» Records supplied:
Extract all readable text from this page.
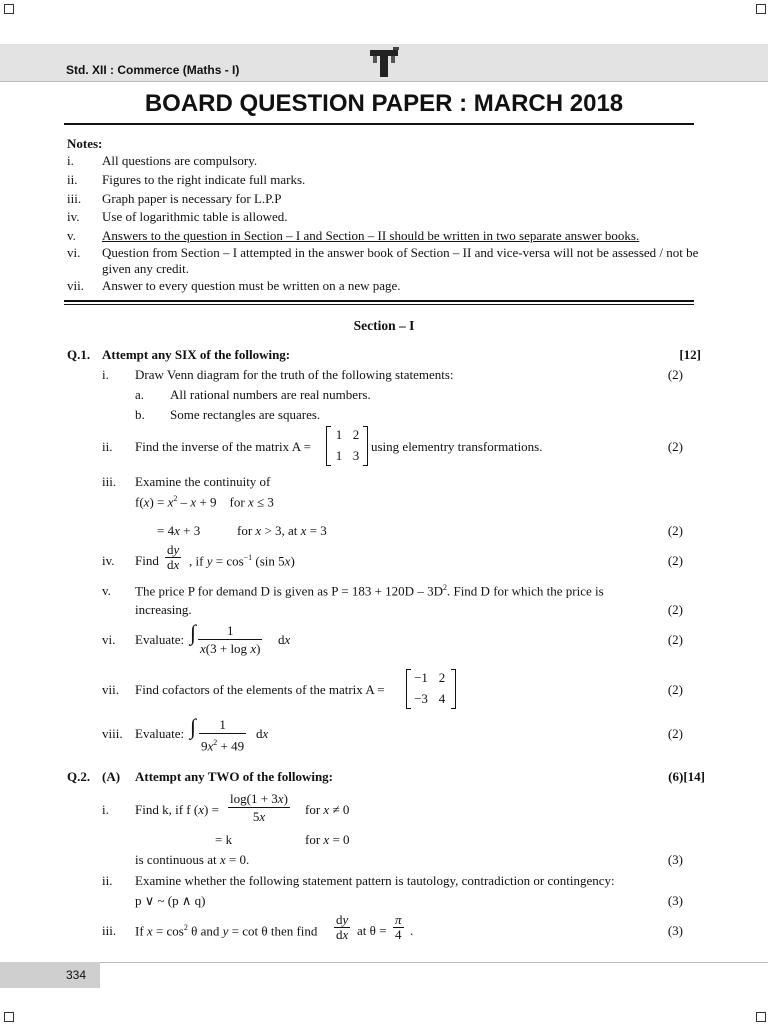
Std. XII : Commerce (Maths - I)
BOARD QUESTION PAPER : MARCH 2018
Notes:
i. All questions are compulsory.
ii. Figures to the right indicate full marks.
iii. Graph paper is necessary for L.P.P
iv. Use of logarithmic table is allowed.
v. Answers to the question in Section – I and Section – II should be written in two separate answer books.
vi. Question from Section – I attempted in the answer book of Section – II and vice-versa will not be assessed / not be given any credit.
vii. Answer to every question must be written on a new page.
Section – I
Q.1. Attempt any SIX of the following:	[12]
i. Draw Venn diagram for the truth of the following statements:	(2)
a. All rational numbers are real numbers.
b. Some rectangles are squares.
ii. Find the inverse of the matrix A =
1 2
1 3
using elementry transformations.	(2)
iii. Examine the continuity of
$f(x) = x^2 - x + 9$    for x ≤ 3
= 4x + 3	for x > 3, at x = 3	(2)
iv. Find $\frac{dy}{dx}$ , if $y = \cos^{-1} (\sin$ 5x)	(2)
v. The price P for demand D is given as $P = 183 + 120D - 3D^2$. Find D for which the price is
increasing.	(2)
vi. Evaluate: ∫ $\frac{1}{\text{x(3 + log x)}}$ dx	(2)
vii. Find cofactors of the elements of the matrix A =
−1 2
−3 4
(2)
viii. Evaluate: ∫ $\frac{1}{9x^2 + 49}$ dx	(2)
Q.2. (A) Attempt any TWO of the following:	(6)[14]
i. Find k, if f $(x) = \frac{\log(1 + 3x)}{5x}$ for x ≠ 0
= k	for x = 0
is continuous at x = 0.	(3)
ii. Examine whether the following statement pattern is tautology, contradiction or contingency:
p ∨ ~ (p ∧ q)	(3)
iii. If $x = \cos^2 \theta$ and y = cot θ then find $\frac{dy}{dx}$ at $\theta = \frac{\pi}{4}$ .	(3)
334
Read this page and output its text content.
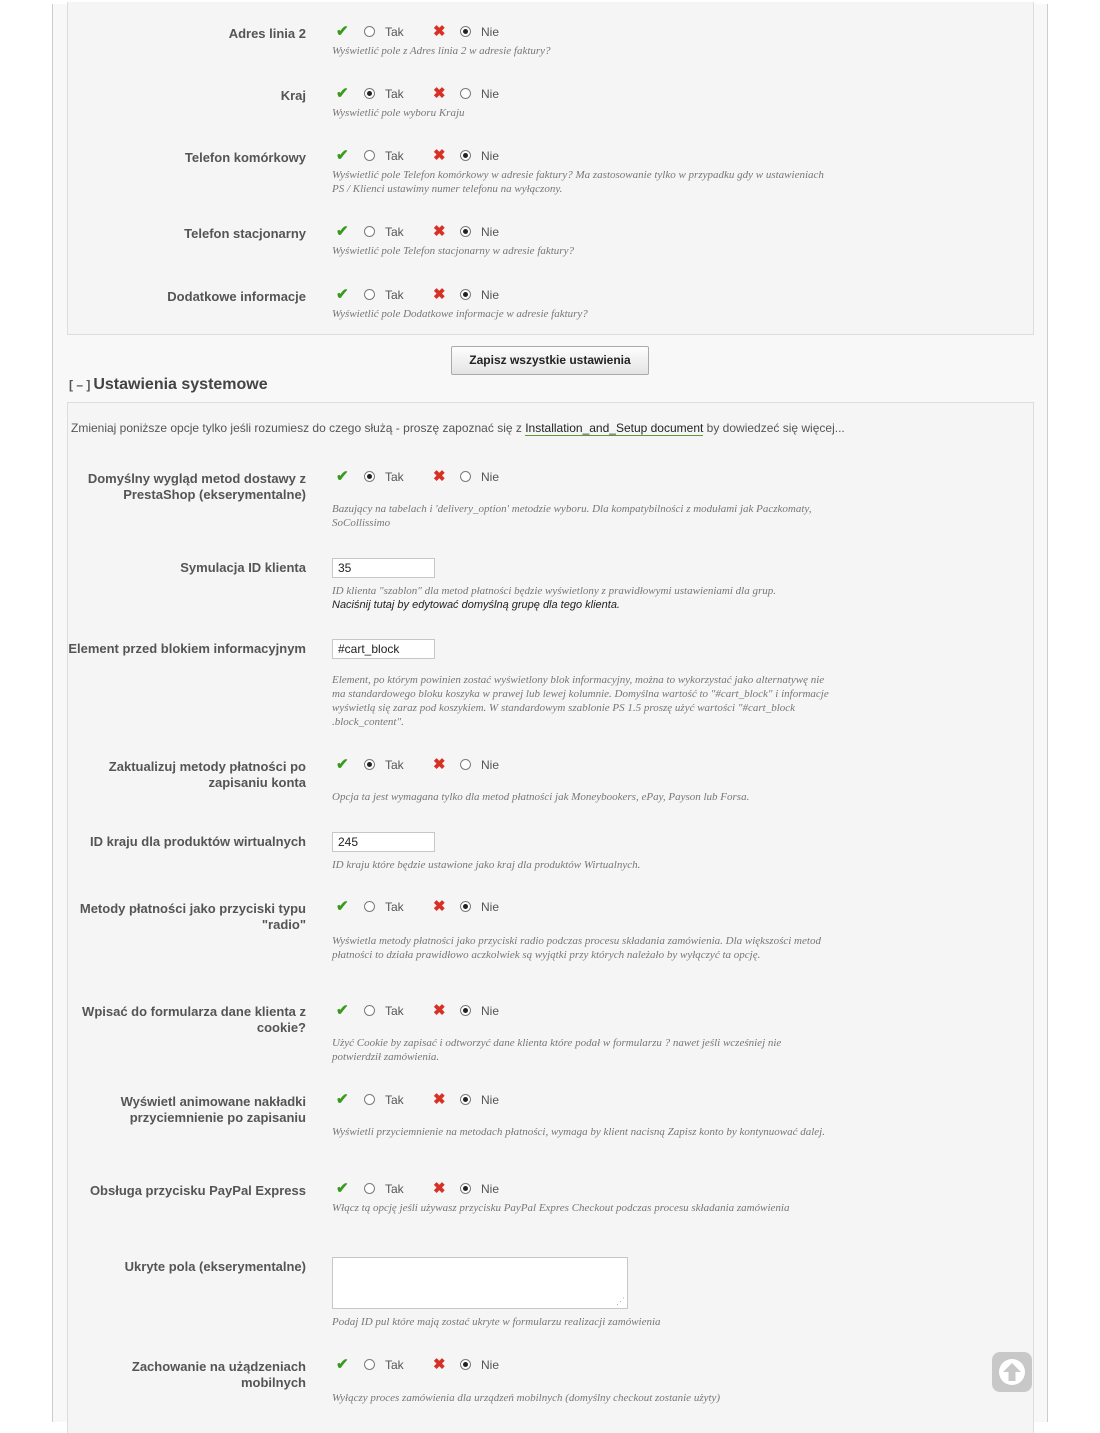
Adres linia 2 ✔	Tak ✖	Nie
Wyświetlić pole z Adres linia 2 w adresie faktury?
Kraj ✔	Tak ✖	Nie
Wyswietlić pole wyboru Kraju
Telefon komórkowy ✔	Tak ✖	Nie
Wyświetlić pole Telefon komórkowy w adresie faktury? Ma zastosowanie tylko w przypadku gdy w ustawieniach PS / Klienci ustawimy numer telefonu na wyłączony.
Telefon stacjonarny ✔	Tak ✖	Nie
Wyświetlić pole Telefon stacjonarny w adresie faktury?
Dodatkowe informacje ✔	Tak ✖	Nie
Wyświetlić pole Dodatkowe informacje w adresie faktury?
Zapisz wszystkie ustawienia
[ – ] Ustawienia systemowe
Zmieniaj poniższe opcje tylko jeśli rozumiesz do czego służą - proszę zapoznać się z Installation_and_Setup document by dowiedzeć się więcej...
Domyślny wygląd metod dostawy z PrestaShop (ekserymentalne)
✔	Tak ✖	Nie
Bazujący na tabelach i 'delivery_option' metodzie wyboru. Dla kompatybilności z modułami jak Paczkomaty, SoCollissimo
Symulacja ID klienta
35
ID klienta "szablon" dla metod płatności będzie wyświetlony z prawidłowymi ustawieniami dla grup.
Naciśnij tutaj by edytować domyślną grupę dla tego klienta.
Element przed blokiem informacyjnym
#cart_block
Element, po którym powinien zostać wyświetlony blok informacyjny, można to wykorzystać jako alternatywę nie ma standardowego bloku koszyka w prawej lub lewej kolumnie. Domyślna wartość to "#cart_block" i informacje wyświetlą się zaraz pod koszykiem. W standardowym szablonie PS 1.5 proszę użyć wartości "#cart_block .block_content".
Zaktualizuj metody płatności po zapisaniu konta
✔	Tak ✖	Nie
Opcja ta jest wymagana tylko dla metod płatności jak Moneybookers, ePay, Payson lub Forsa.
ID kraju dla produktów wirtualnych
245
ID kraju które będzie ustawione jako kraj dla produktów Wirtualnych.
Metody płatności jako przyciski typu "radio"
✔	Tak ✖	Nie
Wyświetla metody płatności jako przyciski radio podczas procesu składania zamówienia. Dla większości metod płatności to działa prawidłowo aczkolwiek są wyjątki przy których należało by wyłączyć ta opcję.
Wpisać do formularza dane klienta z cookie?
✔	Tak ✖	Nie
Użyć Cookie by zapisać i odtworzyć dane klienta które podał w formularzu ? nawet jeśli wcześniej nie potwierdził zamówienia.
Wyświetl animowane nakładki przyciemnienie po zapisaniu
✔	Tak ✖	Nie
Wyświetli przyciemnienie na metodach płatności, wymaga by klient nacisną Zapisz konto by kontynuować dalej.
Obsługa przycisku PayPal Express ✔	Tak ✖	Nie
Włącz tą opcję jeśli używasz przycisku PayPal Expres Checkout podczas procesu składania zamówienia
Ukryte pola (ekserymentalne)
⋰
Podaj ID pul które mają zostać ukryte w formularzu realizacji zamówienia
Zachowanie na użądzeniach mobilnych
✔	Tak ✖	Nie
Wyłączy proces zamówienia dla urządzeń mobilnych (domyślny checkout zostanie użyty)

» Prompt: Look through the listing and extract every line with "page" in it.

» Exercise solution:
Extract all readable text from this page.
vii. Answer to every question must be written on a new page.
Read this page and output its text content.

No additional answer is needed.